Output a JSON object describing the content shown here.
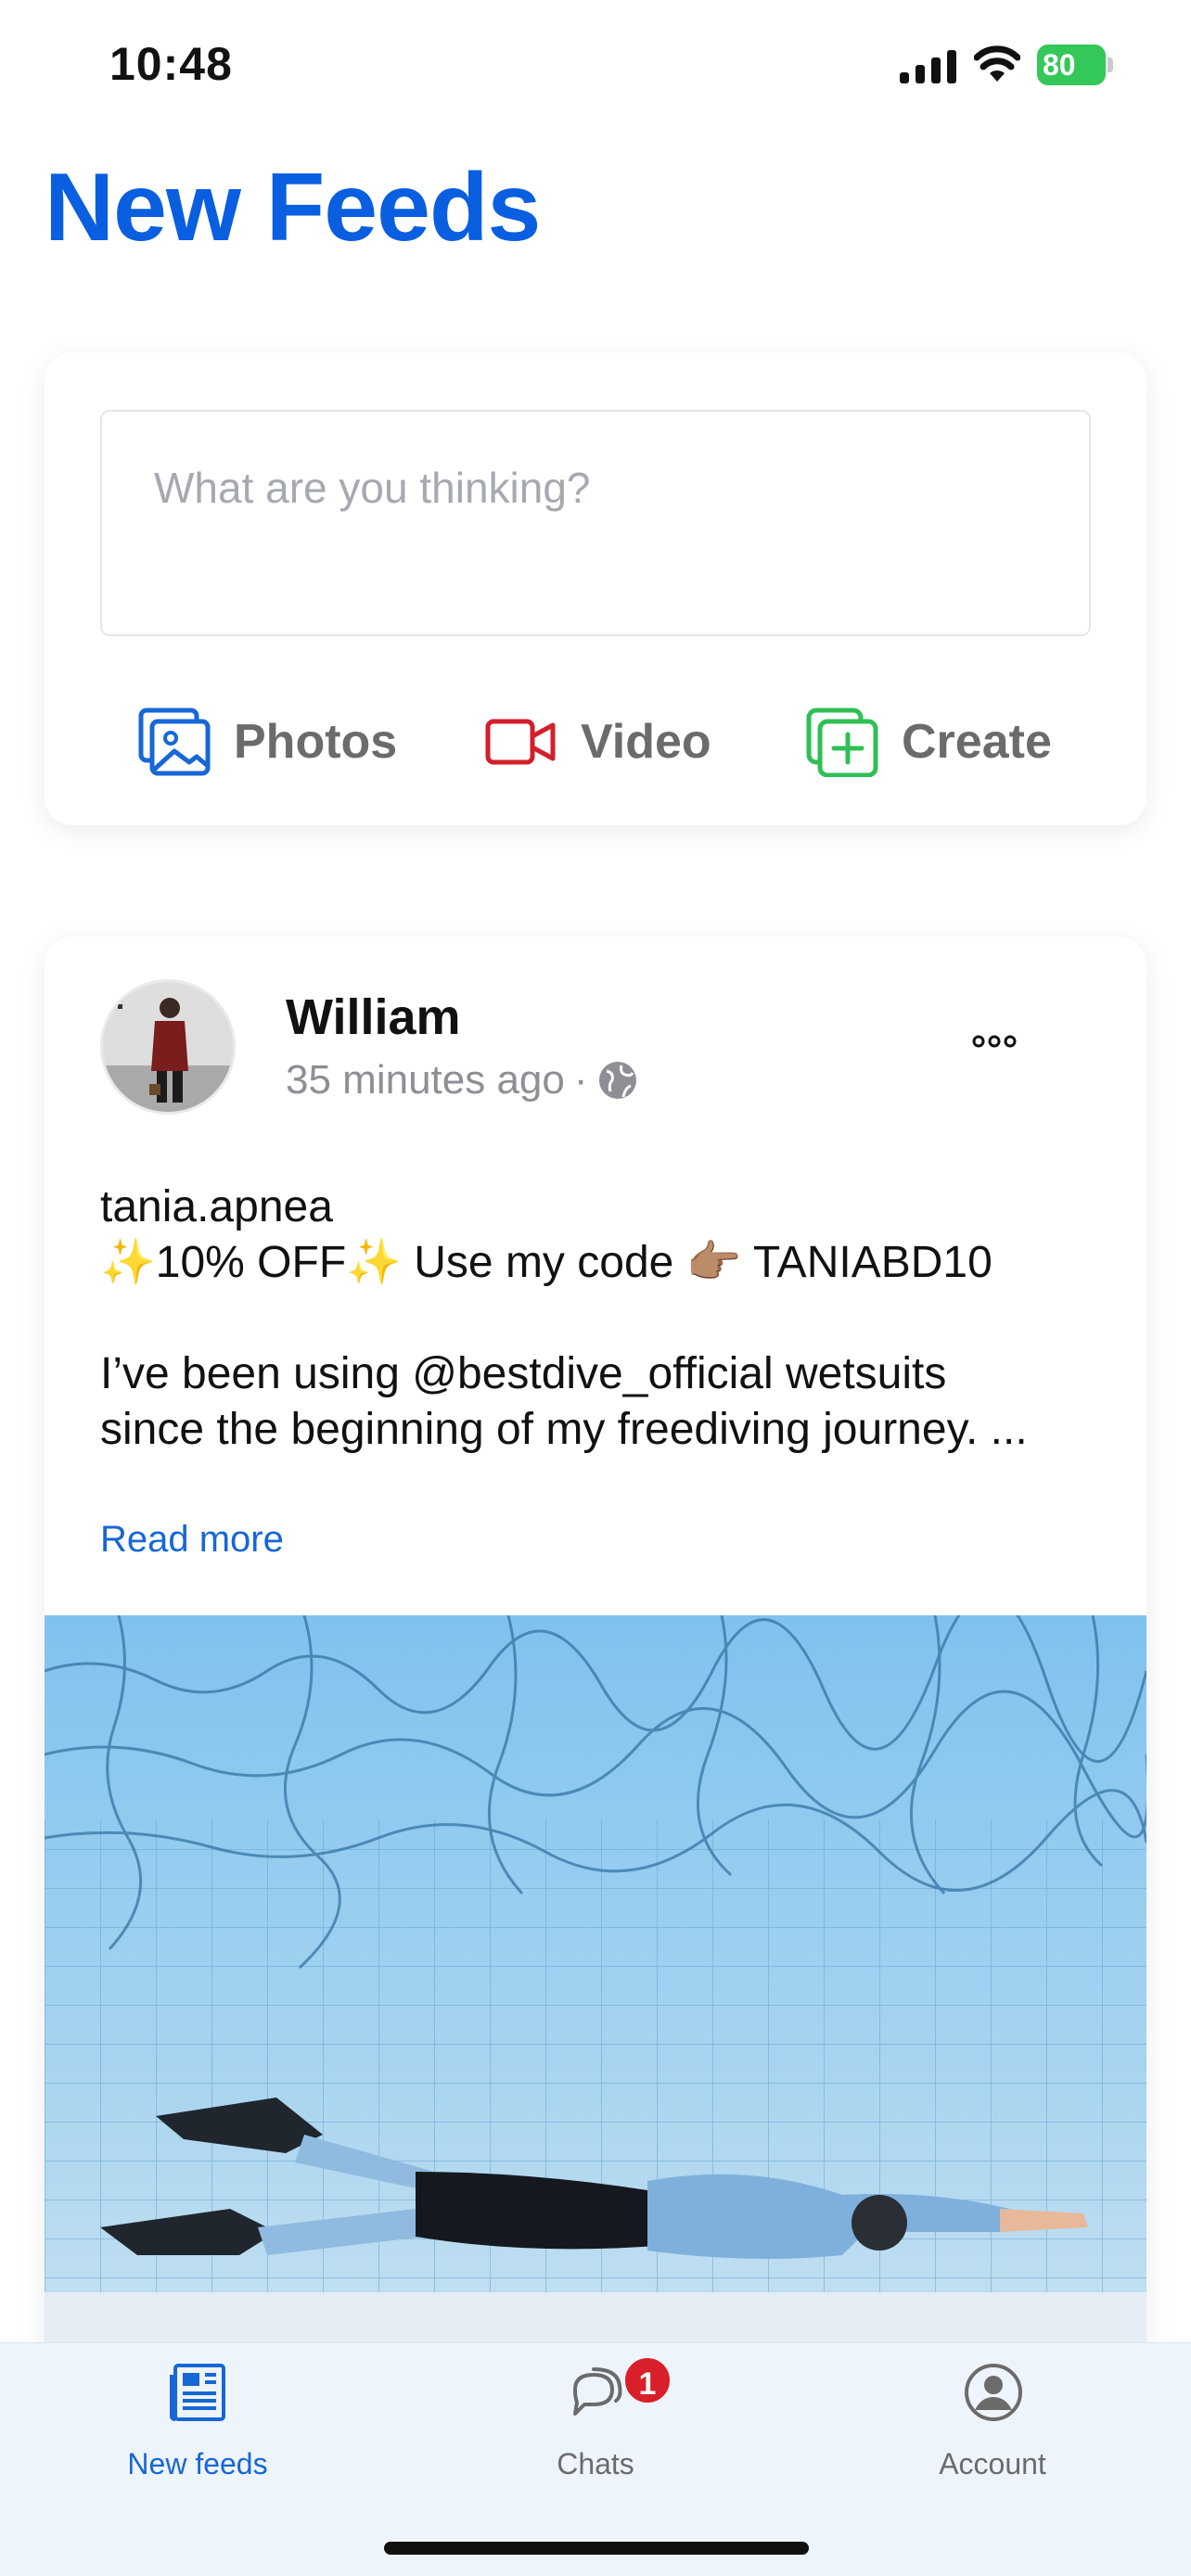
{
  "status_bar": {
    "time": "10:48",
    "battery": "80"
  },
  "page": {
    "title": "New Feeds"
  },
  "composer": {
    "placeholder": "What are you thinking?",
    "actions": [
      {
        "label": "Photos",
        "icon": "photos-icon",
        "color": "#1767d6"
      },
      {
        "label": "Video",
        "icon": "video-icon",
        "color": "#d21f2b"
      },
      {
        "label": "Create",
        "icon": "create-icon",
        "color": "#2fbf55"
      }
    ]
  },
  "post": {
    "author": "William",
    "time": "35 minutes ago",
    "separator": "·",
    "lines": [
      "tania.apnea",
      "✨10% OFF✨ Use my code 👉🏽 TANIABD10",
      "I’ve been using @bestdive_official wetsuits",
      "since the beginning of my freediving journey. ..."
    ],
    "read_more": "Read more"
  },
  "tabbar": {
    "tabs": [
      {
        "label": "New feeds",
        "icon": "newspaper-icon",
        "active": true
      },
      {
        "label": "Chats",
        "icon": "chat-bubbles-icon",
        "badge": "1"
      },
      {
        "label": "Account",
        "icon": "account-icon"
      }
    ]
  },
  "colors": {
    "accent": "#0a5ee0",
    "badge": "#d9202a",
    "battery": "#34c759"
  }
}
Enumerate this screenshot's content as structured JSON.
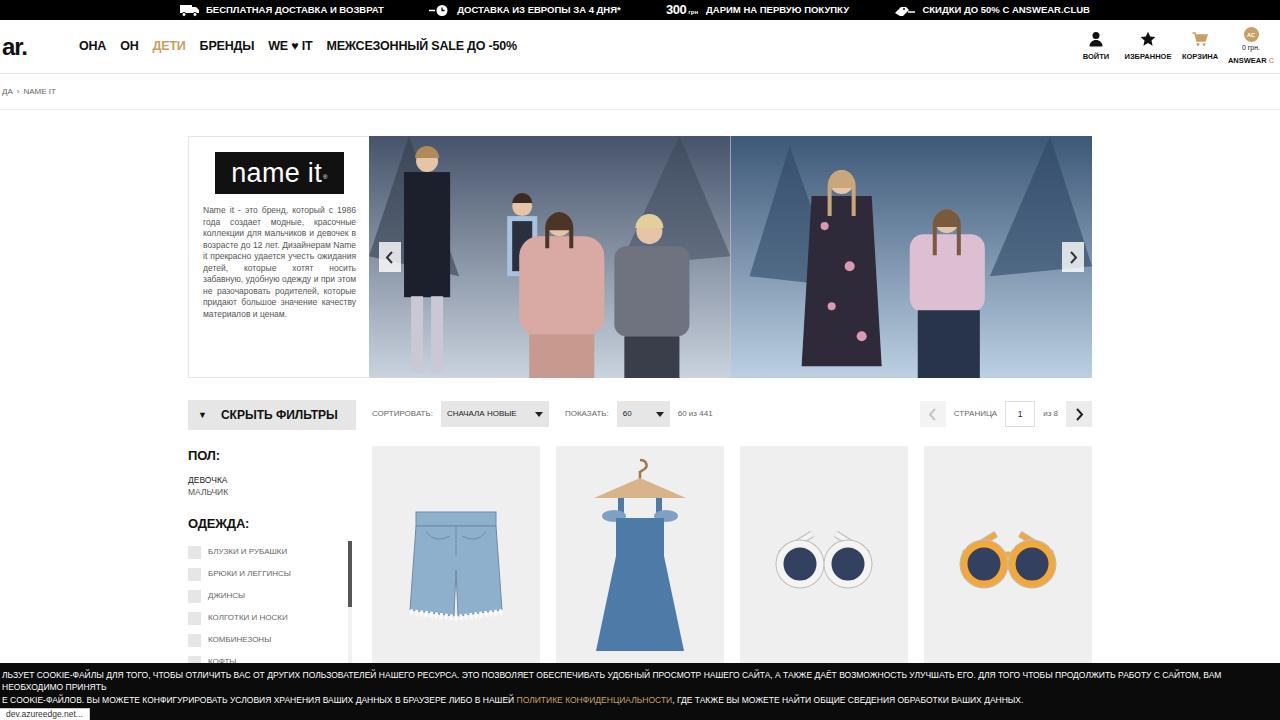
{
  "promo_bar": [
    {
      "text": "БЕСПЛАТНАЯ ДОСТАВКА И ВОЗВРАТ"
    },
    {
      "text": "ДОСТАВКА ИЗ ЕВРОПЫ ЗА 4 ДНЯ*"
    },
    {
      "amount": "300",
      "unit": "грн",
      "text": "ДАРИМ НА ПЕРВУЮ ПОКУПКУ"
    },
    {
      "text": "СКИДКИ ДО 50% С ANSWEAR.CLUB"
    }
  ],
  "header": {
    "logo": "ar.",
    "nav": [
      {
        "label": "ОНА",
        "selected": false
      },
      {
        "label": "ОН",
        "selected": false
      },
      {
        "label": "ДЕТИ",
        "selected": true
      },
      {
        "label": "БРЕНДЫ",
        "selected": false
      },
      {
        "label": "WE ♥ IT",
        "selected": false
      },
      {
        "label": "МЕЖСЕЗОННЫЙ SALE ДО -50%",
        "selected": false
      }
    ],
    "account": [
      {
        "label": "ВОЙТИ"
      },
      {
        "label": "ИЗБРАННОЕ"
      },
      {
        "label": "КОРЗИНА"
      }
    ],
    "club": {
      "badge": "AC",
      "total": "0 грн.",
      "label": "ANSWEAR",
      "label_tail": "C"
    }
  },
  "breadcrumb": {
    "items": [
      "ДА",
      "NAME IT"
    ],
    "separator": "›"
  },
  "brand": {
    "logo": "name it",
    "logo_mark": "®",
    "description": "Name it - это бренд, который с 1986 года создает модные, красочные коллекции для мальчиков и девочек в возрасте до 12 лет. Дизайнерам Name it прекрасно удается учесть ожидания детей, которые хотят носить забавную, удобную одежду и при этом не разочаровать родителей, которые придают большое значение качеству материалов и ценам."
  },
  "filters": {
    "toggle_icon": "▼",
    "toggle_label": "СКРЫТЬ ФИЛЬТРЫ",
    "gender": {
      "title": "ПОЛ:",
      "options": [
        "ДЕВОЧКА",
        "МАЛЬЧИК"
      ]
    },
    "clothing": {
      "title": "ОДЕЖДА:",
      "options": [
        {
          "label": "БЛУЗКИ И РУБАШКИ",
          "checked": false
        },
        {
          "label": "БРЮКИ И ЛЕГГИНСЫ",
          "checked": false
        },
        {
          "label": "ДЖИНСЫ",
          "checked": false
        },
        {
          "label": "КОЛГОТКИ И НОСКИ",
          "checked": false
        },
        {
          "label": "КОМБИНЕЗОНЫ",
          "checked": false
        },
        {
          "label": "КОФТЫ",
          "checked": false
        }
      ]
    }
  },
  "toolbar": {
    "sort_label": "СОРТИРОВАТЬ:",
    "sort_value": "СНАЧАЛА НОВЫЕ",
    "show_label": "ПОКАЗАТЬ:",
    "show_value": "60",
    "count": "60 из 441",
    "page_label": "СТРАНИЦА",
    "page_value": "1",
    "page_total": "из 8",
    "prev_disabled": true,
    "next_disabled": false
  },
  "products": [
    {
      "kind": "shorts",
      "color": "#8fb0cc"
    },
    {
      "kind": "dress",
      "color": "#4d7aa6"
    },
    {
      "kind": "sunglasses",
      "color": "#f4f4f4"
    },
    {
      "kind": "sunglasses",
      "color": "#f2a93b"
    }
  ],
  "cookie": {
    "line1": "ЛЬЗУЕТ COOKIE-ФАЙЛЫ ДЛЯ ТОГО, ЧТОБЫ ОТЛИЧИТЬ ВАС ОТ ДРУГИХ ПОЛЬЗОВАТЕЛЕЙ НАШЕГО РЕСУРСА. ЭТО ПОЗВОЛЯЕТ ОБЕСПЕЧИВАТЬ УДОБНЫЙ ПРОСМОТР НАШЕГО САЙТА, А ТАКЖЕ ДАЁТ ВОЗМОЖНОСТЬ УЛУЧШАТЬ ЕГО. ДЛЯ ТОГО ЧТОБЫ ПРОДОЛЖИТЬ РАБОТУ С САЙТОМ, ВАМ НЕОБХОДИМО ПРИНЯТЬ",
    "line2_before": "Е COOKIE-ФАЙЛОВ. ВЫ МОЖЕТЕ КОНФИГУРИРОВАТЬ УСЛОВИЯ ХРАНЕНИЯ ВАШИХ ДАННЫХ В БРАУЗЕРЕ ЛИБО В НАШЕЙ ",
    "link": "ПОЛИТИКЕ КОНФИДЕНЦИАЛЬНОСТИ",
    "line2_after": ", ГДЕ ТАКЖЕ ВЫ МОЖЕТЕ НАЙТИ ОБЩИЕ СВЕДЕНИЯ ОБРАБОТКИ ВАШИХ ДАННЫХ."
  },
  "status_url": "dev.azureedge.net..."
}
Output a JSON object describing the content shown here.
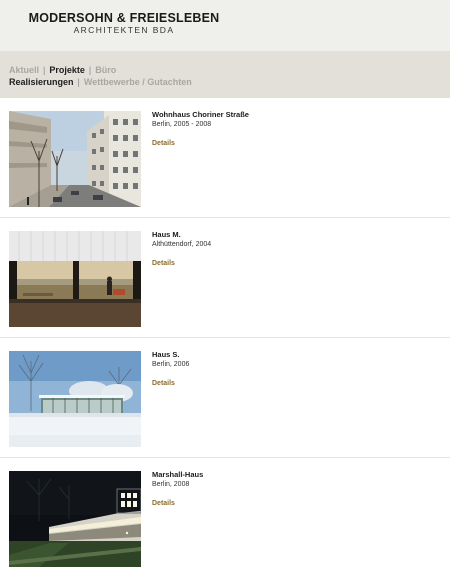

____________

**Given exercise**. Leave out the pictures and restate everything else word for word.

**Answer to this task**.
Output a JSON object describing the content shown here.
{
  "status_bar": {
    "time": "10:48",
    "battery": "80"
  },
  "page": {
    "title": "New Feeds"
  },
  "composer": {
    "placeholder": "What are you thinking?",
    "actions": [
      {
        "label": "Photos",
        "icon": "photos-icon",
        "color": "#1767d6"
      },
      {
        "label": "Video",
        "icon": "video-icon",
        "color": "#d21f2b"
      },
      {
        "label": "Create",
        "icon": "create-icon",
        "color": "#2fbf55"
      }
    ]
  },
  "post": {
    "author": "William",
    "time": "35 minutes ago",
    "separator": "·",
    "lines": [
      "tania.apnea",
      "✨10% OFF✨ Use my code 👉🏽 TANIABD10",
      "I’ve been using @bestdive_official wetsuits",
      "since the beginning of my freediving journey. ..."
    ],
    "read_more": "Read more"
  },
  "tabbar": {
    "tabs": [
      {
        "label": "New feeds",
        "icon": "newspaper-icon",
        "active": true
      },
      {
        "label": "Chats",
        "icon": "chat-bubbles-icon",
        "badge": "1"
      },
      {
        "label": "Account",
        "icon": "account-icon"
      }
    ]
  },
  "colors": {
    "accent": "#0a5ee0",
    "badge": "#d9202a",
    "battery": "#34c759"
  }
}
Enumerate this screenshot's content as structured JSON.
{
  "promo_bar": [
    {
      "text": "БЕСПЛАТНАЯ ДОСТАВКА И ВОЗВРАТ"
    },
    {
      "text": "ДОСТАВКА ИЗ ЕВРОПЫ ЗА 4 ДНЯ*"
    },
    {
      "amount": "300",
      "unit": "грн",
      "text": "ДАРИМ НА ПЕРВУЮ ПОКУПКУ"
    },
    {
      "text": "СКИДКИ ДО 50% С ANSWEAR.CLUB"
    }
  ],
  "header": {
    "logo": "ar.",
    "nav": [
      {
        "label": "ОНА",
        "selected": false
      },
      {
        "label": "ОН",
        "selected": false
      },
      {
        "label": "ДЕТИ",
        "selected": true
      },
      {
        "label": "БРЕНДЫ",
        "selected": false
      },
      {
        "label": "WE ♥ IT",
        "selected": false
      },
      {
        "label": "МЕЖСЕЗОННЫЙ SALE ДО -50%",
        "selected": false
      }
    ],
    "account": [
      {
        "label": "ВОЙТИ"
      },
      {
        "label": "ИЗБРАННОЕ"
      },
      {
        "label": "КОРЗИНА"
      }
    ],
    "club": {
      "badge": "AC",
      "total": "0 грн.",
      "label": "ANSWEAR",
      "label_tail": "C"
    }
  },
  "breadcrumb": {
    "items": [
      "ДА",
      "NAME IT"
    ],
    "separator": "›"
  },
  "brand": {
    "logo": "name it",
    "logo_mark": "®",
    "description": "Name it - это бренд, который с 1986 года создает модные, красочные коллекции для мальчиков и девочек в возрасте до 12 лет. Дизайнерам Name it прекрасно удается учесть ожидания детей, которые хотят носить забавную, удобную одежду и при этом не разочаровать родителей, которые придают большое значение качеству материалов и ценам."
  },
  "filters": {
    "toggle_icon": "▼",
    "toggle_label": "СКРЫТЬ ФИЛЬТРЫ",
    "gender": {
      "title": "ПОЛ:",
      "options": [
        "ДЕВОЧКА",
        "МАЛЬЧИК"
      ]
    },
    "clothing": {
      "title": "ОДЕЖДА:",
      "options": [
        {
          "label": "БЛУЗКИ И РУБАШКИ",
          "checked": false
        },
        {
          "label": "БРЮКИ И ЛЕГГИНСЫ",
          "checked": false
        },
        {
          "label": "ДЖИНСЫ",
          "checked": false
        },
        {
          "label": "КОЛГОТКИ И НОСКИ",
          "checked": false
        },
        {
          "label": "КОМБИНЕЗОНЫ",
          "checked": false
        },
        {
          "label": "КОФТЫ",
          "checked": false
        }
      ]
    }
  },
  "toolbar": {
    "sort_label": "СОРТИРОВАТЬ:",
    "sort_value": "СНАЧАЛА НОВЫЕ",
    "show_label": "ПОКАЗАТЬ:",
    "show_value": "60",
    "count": "60 из 441",
    "page_label": "СТРАНИЦА",
    "page_value": "1",
    "page_total": "из 8",
    "prev_disabled": true,
    "next_disabled": false
  },
  "products": [
    {
      "kind": "shorts",
      "color": "#8fb0cc"
    },
    {
      "kind": "dress",
      "color": "#4d7aa6"
    },
    {
      "kind": "sunglasses",
      "color": "#f4f4f4"
    },
    {
      "kind": "sunglasses",
      "color": "#f2a93b"
    }
  ],
  "cookie": {
    "line1": "ЛЬЗУЕТ COOKIE-ФАЙЛЫ ДЛЯ ТОГО, ЧТОБЫ ОТЛИЧИТЬ ВАС ОТ ДРУГИХ ПОЛЬЗОВАТЕЛЕЙ НАШЕГО РЕСУРСА. ЭТО ПОЗВОЛЯЕТ ОБЕСПЕЧИВАТЬ УДОБНЫЙ ПРОСМОТР НАШЕГО САЙТА, А ТАКЖЕ ДАЁТ ВОЗМОЖНОСТЬ УЛУЧШАТЬ ЕГО. ДЛЯ ТОГО ЧТОБЫ ПРОДОЛЖИТЬ РАБОТУ С САЙТОМ, ВАМ НЕОБХОДИМО ПРИНЯТЬ",
    "line2_before": "Е COOKIE-ФАЙЛОВ. ВЫ МОЖЕТЕ КОНФИГУРИРОВАТЬ УСЛОВИЯ ХРАНЕНИЯ ВАШИХ ДАННЫХ В БРАУЗЕРЕ ЛИБО В НАШЕЙ ",
    "link": "ПОЛИТИКЕ КОНФИДЕНЦИАЛЬНОСТИ",
    "line2_after": ", ГДЕ ТАКЖЕ ВЫ МОЖЕТЕ НАЙТИ ОБЩИЕ СВЕДЕНИЯ ОБРАБОТКИ ВАШИХ ДАННЫХ."
  },
  "status_url": "dev.azureedge.net..."
}
Output a JSON object describing the content shown here.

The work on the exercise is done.